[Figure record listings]
--------------------------------

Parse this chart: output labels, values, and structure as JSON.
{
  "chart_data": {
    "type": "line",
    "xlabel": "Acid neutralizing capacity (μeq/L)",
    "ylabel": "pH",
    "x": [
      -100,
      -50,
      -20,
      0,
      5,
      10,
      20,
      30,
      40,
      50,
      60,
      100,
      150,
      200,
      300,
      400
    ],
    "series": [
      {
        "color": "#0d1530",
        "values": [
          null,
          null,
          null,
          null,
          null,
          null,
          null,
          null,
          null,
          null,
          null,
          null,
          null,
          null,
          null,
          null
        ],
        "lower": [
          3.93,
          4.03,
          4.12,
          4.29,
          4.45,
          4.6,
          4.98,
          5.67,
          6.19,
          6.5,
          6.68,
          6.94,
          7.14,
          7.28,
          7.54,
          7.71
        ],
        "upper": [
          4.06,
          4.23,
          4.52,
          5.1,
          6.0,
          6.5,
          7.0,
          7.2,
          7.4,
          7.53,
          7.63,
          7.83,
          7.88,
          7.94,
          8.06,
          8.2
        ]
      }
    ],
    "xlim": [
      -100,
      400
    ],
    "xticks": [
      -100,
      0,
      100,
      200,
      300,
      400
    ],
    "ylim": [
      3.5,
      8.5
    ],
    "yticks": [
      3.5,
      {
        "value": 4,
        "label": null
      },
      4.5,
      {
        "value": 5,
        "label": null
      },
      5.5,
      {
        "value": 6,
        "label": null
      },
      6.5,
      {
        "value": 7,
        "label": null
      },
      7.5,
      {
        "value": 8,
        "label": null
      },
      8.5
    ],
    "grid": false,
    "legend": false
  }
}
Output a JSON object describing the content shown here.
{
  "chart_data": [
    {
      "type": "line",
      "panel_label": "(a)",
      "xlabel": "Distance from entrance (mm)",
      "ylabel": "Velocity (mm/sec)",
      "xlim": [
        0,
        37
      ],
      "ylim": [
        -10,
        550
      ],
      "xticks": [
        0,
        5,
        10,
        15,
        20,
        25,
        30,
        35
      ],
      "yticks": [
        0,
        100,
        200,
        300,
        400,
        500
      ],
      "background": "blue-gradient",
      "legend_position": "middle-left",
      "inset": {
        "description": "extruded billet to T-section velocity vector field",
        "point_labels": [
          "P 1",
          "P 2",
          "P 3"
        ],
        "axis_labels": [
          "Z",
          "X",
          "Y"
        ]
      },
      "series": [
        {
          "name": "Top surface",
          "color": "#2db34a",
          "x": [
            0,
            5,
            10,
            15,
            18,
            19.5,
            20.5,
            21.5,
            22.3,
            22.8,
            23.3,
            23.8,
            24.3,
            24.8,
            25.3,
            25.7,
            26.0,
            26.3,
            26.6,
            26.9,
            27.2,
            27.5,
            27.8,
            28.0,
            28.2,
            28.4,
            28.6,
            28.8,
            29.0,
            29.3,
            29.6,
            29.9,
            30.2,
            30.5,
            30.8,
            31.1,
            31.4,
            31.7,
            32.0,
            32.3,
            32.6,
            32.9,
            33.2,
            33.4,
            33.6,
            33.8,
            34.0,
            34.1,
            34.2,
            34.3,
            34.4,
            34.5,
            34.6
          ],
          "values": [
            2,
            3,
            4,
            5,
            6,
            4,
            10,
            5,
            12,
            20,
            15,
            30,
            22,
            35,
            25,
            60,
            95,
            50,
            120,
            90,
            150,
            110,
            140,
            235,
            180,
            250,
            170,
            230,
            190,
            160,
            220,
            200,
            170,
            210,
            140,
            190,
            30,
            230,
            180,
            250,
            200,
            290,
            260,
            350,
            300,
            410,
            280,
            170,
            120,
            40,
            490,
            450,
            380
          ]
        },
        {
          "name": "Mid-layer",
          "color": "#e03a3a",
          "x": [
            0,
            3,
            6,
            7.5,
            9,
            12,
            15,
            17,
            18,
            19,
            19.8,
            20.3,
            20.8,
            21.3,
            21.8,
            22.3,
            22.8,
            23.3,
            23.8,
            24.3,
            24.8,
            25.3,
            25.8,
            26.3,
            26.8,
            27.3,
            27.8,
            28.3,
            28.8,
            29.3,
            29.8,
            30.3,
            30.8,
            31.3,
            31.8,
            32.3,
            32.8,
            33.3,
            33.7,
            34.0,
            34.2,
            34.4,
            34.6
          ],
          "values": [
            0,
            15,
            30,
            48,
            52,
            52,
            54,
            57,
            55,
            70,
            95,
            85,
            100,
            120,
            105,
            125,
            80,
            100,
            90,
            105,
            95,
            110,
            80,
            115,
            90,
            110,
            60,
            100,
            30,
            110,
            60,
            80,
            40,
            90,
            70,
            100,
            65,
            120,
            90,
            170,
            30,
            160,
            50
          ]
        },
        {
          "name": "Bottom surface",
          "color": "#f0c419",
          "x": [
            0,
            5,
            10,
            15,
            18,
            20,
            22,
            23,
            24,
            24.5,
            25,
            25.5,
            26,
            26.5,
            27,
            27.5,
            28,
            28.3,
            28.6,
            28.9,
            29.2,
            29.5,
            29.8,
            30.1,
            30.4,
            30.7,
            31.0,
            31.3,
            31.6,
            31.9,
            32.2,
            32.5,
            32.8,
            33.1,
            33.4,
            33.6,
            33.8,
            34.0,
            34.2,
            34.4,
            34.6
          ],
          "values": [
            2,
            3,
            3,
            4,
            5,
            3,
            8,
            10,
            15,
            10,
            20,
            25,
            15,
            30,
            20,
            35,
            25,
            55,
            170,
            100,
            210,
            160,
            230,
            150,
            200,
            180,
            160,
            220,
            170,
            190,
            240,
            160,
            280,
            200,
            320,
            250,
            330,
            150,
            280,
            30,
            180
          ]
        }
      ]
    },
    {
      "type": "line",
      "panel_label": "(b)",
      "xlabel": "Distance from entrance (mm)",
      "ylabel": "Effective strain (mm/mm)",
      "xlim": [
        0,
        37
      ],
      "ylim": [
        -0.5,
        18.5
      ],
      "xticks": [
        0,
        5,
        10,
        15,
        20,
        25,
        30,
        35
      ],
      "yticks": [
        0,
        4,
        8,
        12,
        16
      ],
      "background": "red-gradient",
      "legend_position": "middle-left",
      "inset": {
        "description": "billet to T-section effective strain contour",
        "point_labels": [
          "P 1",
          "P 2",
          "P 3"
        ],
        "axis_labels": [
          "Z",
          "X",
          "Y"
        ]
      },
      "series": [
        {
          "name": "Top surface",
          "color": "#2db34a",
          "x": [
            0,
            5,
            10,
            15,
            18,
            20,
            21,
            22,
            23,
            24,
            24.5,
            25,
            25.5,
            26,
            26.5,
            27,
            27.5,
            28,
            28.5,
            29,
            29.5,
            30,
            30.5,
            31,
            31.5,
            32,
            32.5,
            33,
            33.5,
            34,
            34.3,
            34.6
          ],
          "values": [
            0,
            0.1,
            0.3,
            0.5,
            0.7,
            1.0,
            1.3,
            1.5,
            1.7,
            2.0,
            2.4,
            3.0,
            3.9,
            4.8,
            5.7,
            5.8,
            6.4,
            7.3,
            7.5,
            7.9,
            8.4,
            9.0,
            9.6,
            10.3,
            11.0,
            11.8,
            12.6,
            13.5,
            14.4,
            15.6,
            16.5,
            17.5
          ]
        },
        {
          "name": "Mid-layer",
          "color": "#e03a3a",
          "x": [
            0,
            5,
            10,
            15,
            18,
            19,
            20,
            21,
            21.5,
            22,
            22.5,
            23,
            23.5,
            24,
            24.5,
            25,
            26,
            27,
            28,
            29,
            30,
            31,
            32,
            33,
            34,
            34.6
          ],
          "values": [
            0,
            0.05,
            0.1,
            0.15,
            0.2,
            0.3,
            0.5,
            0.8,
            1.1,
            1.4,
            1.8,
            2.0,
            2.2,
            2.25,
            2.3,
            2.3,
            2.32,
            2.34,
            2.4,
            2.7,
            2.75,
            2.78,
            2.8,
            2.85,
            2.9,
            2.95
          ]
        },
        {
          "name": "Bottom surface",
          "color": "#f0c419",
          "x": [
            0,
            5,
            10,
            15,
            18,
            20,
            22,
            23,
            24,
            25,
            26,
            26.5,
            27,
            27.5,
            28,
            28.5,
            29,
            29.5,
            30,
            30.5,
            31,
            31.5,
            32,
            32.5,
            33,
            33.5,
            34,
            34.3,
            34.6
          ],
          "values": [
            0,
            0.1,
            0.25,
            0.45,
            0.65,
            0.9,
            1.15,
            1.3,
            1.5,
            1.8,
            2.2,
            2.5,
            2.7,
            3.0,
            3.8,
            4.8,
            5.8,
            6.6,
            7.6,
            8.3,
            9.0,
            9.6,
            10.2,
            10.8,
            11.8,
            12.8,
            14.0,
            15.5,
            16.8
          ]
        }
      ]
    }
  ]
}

--------------------------------

Written request → Give the number of lines containing the word "section". No other answer is needed.

Full response → 2